DIRECTIVE =>
Collect each line holding the string "anzeigen".

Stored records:
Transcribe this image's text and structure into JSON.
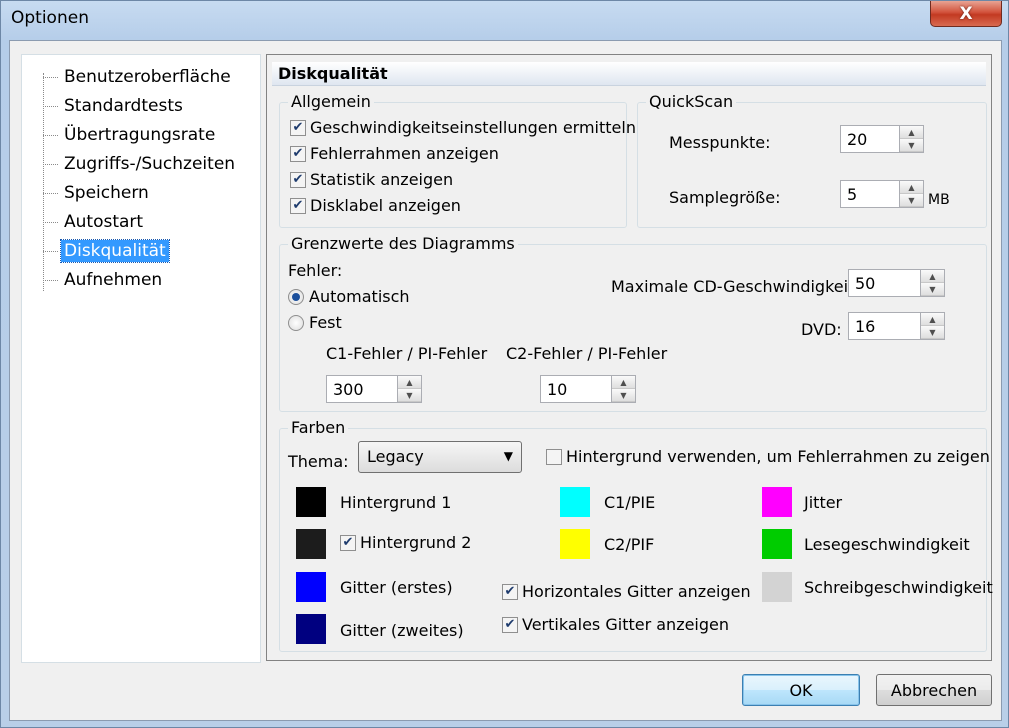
{
  "window": {
    "title": "Optionen",
    "close_glyph": "X"
  },
  "tree": {
    "items": [
      {
        "label": "Benutzeroberfläche",
        "selected": false
      },
      {
        "label": "Standardtests",
        "selected": false
      },
      {
        "label": "Übertragungsrate",
        "selected": false
      },
      {
        "label": "Zugriffs-/Suchzeiten",
        "selected": false
      },
      {
        "label": "Speichern",
        "selected": false
      },
      {
        "label": "Autostart",
        "selected": false
      },
      {
        "label": "Diskqualität",
        "selected": true
      },
      {
        "label": "Aufnehmen",
        "selected": false
      }
    ]
  },
  "panel": {
    "header": "Diskqualität",
    "allgemein": {
      "title": "Allgemein",
      "options": [
        {
          "label": "Geschwindigkeitseinstellungen ermitteln",
          "checked": true
        },
        {
          "label": "Fehlerrahmen anzeigen",
          "checked": true
        },
        {
          "label": "Statistik anzeigen",
          "checked": true
        },
        {
          "label": "Disklabel anzeigen",
          "checked": true
        }
      ]
    },
    "quickscan": {
      "title": "QuickScan",
      "messpunkte_label": "Messpunkte:",
      "messpunkte_value": "20",
      "samplegroesse_label": "Samplegröße:",
      "samplegroesse_value": "5",
      "samplegroesse_unit": "MB"
    },
    "grenzwerte": {
      "title": "Grenzwerte des Diagramms",
      "fehler_label": "Fehler:",
      "radio_auto": "Automatisch",
      "radio_fest": "Fest",
      "selected_radio": "Automatisch",
      "max_cd_label": "Maximale CD-Geschwindigkeit",
      "max_cd_value": "50",
      "dvd_label": "DVD:",
      "dvd_value": "16",
      "c1_label": "C1-Fehler / PI-Fehler",
      "c1_value": "300",
      "c2_label": "C2-Fehler / PI-Fehler",
      "c2_value": "10"
    },
    "farben": {
      "title": "Farben",
      "thema_label": "Thema:",
      "thema_value": "Legacy",
      "bg_errorframe_label": "Hintergrund verwenden, um Fehlerrahmen zu zeigen",
      "bg_errorframe_checked": false,
      "colors": {
        "hintergrund1": {
          "label": "Hintergrund 1",
          "color": "#000000"
        },
        "hintergrund2": {
          "label": "Hintergrund 2",
          "color": "#1c1c1c",
          "checked": true
        },
        "gitter1": {
          "label": "Gitter (erstes)",
          "color": "#0000ff"
        },
        "gitter2": {
          "label": "Gitter (zweites)",
          "color": "#000080"
        },
        "c1pie": {
          "label": "C1/PIE",
          "color": "#00ffff"
        },
        "c2pif": {
          "label": "C2/PIF",
          "color": "#ffff00"
        },
        "jitter": {
          "label": "Jitter",
          "color": "#ff00ff"
        },
        "lese": {
          "label": "Lesegeschwindigkeit",
          "color": "#00cc00"
        },
        "schreib": {
          "label": "Schreibgeschwindigkeit",
          "color": "#d3d3d3"
        }
      },
      "horiz_grid_label": "Horizontales Gitter anzeigen",
      "horiz_grid_checked": true,
      "vert_grid_label": "Vertikales Gitter anzeigen",
      "vert_grid_checked": true
    }
  },
  "buttons": {
    "ok": "OK",
    "cancel": "Abbrechen"
  }
}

EXERCISE OUTPUT =>
          "label": "Fehlerrahmen anzeigen",
          "label": "Statistik anzeigen",
          "label": "Disklabel anzeigen",
      "horiz_grid_label": "Horizontales Gitter anzeigen",
      "vert_grid_label": "Vertikales Gitter anzeigen",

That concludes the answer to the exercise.